## [Given instruction]
Copy all lines of the listing that include the string "область".

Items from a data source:
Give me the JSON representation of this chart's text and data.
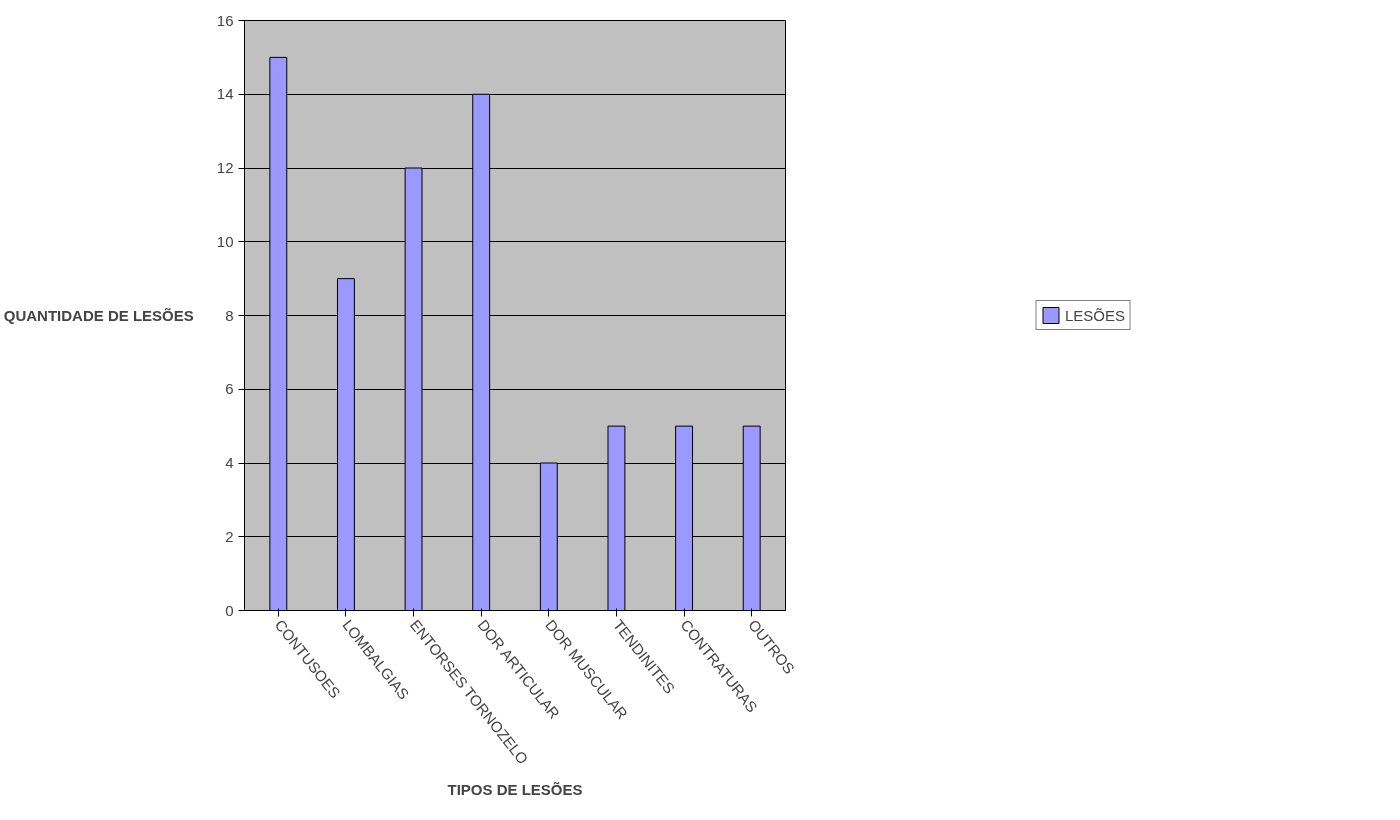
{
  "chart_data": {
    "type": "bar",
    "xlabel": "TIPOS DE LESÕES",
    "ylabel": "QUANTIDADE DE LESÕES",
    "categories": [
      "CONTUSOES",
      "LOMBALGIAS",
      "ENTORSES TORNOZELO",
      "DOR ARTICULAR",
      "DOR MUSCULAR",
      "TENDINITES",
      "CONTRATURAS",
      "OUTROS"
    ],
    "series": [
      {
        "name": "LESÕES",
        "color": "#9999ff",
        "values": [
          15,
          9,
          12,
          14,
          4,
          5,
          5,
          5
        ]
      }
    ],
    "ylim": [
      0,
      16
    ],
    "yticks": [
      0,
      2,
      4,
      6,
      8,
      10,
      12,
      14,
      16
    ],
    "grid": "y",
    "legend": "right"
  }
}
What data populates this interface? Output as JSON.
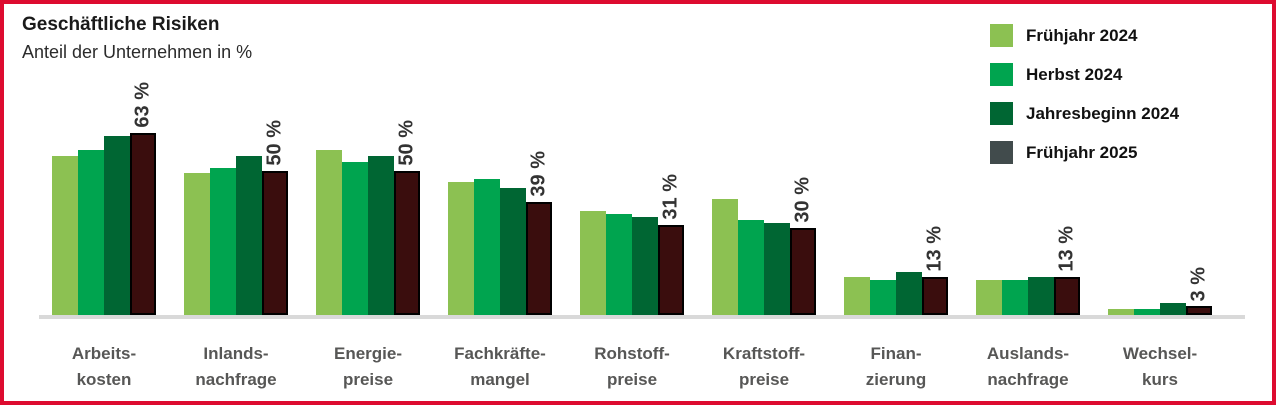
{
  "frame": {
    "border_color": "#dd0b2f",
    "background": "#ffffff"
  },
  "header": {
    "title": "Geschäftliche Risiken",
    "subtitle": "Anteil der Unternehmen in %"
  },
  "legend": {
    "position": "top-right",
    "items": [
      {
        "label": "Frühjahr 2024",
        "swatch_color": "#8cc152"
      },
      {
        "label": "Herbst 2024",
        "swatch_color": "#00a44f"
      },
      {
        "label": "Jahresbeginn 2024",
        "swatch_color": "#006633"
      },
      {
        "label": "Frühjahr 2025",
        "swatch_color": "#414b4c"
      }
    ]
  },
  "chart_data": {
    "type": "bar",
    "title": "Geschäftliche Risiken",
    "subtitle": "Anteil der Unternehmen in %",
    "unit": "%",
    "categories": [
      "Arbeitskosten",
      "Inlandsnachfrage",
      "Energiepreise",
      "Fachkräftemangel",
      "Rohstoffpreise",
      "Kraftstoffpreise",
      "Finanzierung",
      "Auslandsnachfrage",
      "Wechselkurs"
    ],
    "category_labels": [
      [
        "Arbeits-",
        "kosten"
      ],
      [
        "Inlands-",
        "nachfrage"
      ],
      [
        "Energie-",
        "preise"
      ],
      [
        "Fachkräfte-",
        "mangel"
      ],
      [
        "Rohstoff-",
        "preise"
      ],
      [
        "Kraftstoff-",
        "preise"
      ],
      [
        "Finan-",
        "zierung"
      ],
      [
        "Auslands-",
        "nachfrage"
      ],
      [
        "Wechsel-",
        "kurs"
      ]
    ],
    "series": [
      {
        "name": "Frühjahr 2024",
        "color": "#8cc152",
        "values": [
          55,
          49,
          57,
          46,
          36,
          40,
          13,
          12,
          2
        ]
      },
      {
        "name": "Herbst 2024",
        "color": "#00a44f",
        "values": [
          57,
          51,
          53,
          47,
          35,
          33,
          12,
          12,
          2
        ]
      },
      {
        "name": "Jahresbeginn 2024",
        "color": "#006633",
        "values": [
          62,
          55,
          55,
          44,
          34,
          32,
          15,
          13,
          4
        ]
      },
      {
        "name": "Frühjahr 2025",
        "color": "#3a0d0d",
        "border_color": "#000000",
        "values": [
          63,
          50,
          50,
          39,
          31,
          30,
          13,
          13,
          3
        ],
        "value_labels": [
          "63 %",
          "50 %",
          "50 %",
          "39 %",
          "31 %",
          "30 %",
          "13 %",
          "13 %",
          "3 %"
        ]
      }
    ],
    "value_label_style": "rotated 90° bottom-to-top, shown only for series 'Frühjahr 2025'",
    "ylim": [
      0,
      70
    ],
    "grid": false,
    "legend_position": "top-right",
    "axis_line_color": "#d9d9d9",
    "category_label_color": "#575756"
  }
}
* * *
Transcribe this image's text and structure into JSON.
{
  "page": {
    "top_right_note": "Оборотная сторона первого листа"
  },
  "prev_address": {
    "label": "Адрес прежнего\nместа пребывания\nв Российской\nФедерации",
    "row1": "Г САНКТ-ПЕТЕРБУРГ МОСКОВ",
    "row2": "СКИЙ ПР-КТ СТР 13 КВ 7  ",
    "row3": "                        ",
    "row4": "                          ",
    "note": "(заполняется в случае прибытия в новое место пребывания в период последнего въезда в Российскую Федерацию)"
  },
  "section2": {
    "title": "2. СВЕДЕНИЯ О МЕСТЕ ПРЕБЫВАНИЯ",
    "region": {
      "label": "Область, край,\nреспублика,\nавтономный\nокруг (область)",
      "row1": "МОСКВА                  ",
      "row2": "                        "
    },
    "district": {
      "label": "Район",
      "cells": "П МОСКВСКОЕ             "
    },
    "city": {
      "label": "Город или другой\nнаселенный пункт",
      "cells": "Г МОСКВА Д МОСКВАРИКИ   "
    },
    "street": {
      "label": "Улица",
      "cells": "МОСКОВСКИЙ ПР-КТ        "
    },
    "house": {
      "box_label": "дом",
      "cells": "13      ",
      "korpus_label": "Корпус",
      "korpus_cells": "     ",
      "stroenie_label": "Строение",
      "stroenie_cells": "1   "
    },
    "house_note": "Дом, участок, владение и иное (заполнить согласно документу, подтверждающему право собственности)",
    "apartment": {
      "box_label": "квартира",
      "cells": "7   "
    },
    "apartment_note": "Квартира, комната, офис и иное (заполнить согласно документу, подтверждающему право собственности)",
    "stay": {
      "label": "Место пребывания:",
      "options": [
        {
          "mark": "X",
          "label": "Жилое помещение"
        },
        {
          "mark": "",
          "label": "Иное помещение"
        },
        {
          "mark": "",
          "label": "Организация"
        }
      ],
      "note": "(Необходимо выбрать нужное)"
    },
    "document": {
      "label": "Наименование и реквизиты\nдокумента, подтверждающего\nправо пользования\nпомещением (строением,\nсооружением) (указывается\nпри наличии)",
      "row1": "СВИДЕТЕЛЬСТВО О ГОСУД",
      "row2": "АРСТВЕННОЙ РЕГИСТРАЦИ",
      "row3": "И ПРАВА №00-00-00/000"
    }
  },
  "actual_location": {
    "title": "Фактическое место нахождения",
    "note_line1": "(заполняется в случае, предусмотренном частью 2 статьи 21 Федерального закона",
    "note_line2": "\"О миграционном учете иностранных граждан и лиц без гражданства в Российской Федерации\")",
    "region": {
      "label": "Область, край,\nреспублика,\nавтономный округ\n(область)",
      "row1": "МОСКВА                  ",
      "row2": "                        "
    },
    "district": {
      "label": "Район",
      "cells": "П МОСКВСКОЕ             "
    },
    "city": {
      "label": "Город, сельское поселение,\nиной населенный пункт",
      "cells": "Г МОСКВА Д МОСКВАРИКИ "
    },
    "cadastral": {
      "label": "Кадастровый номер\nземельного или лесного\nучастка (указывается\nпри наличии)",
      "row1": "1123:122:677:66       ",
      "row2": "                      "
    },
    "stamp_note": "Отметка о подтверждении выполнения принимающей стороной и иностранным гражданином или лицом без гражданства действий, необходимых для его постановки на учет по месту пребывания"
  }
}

## [Correct result]
      "label": "Область, край,\nреспублика,\nавтономный\nокруг (область)",
      "label": "Область, край,\nреспублика,\nавтономный округ\n(область)",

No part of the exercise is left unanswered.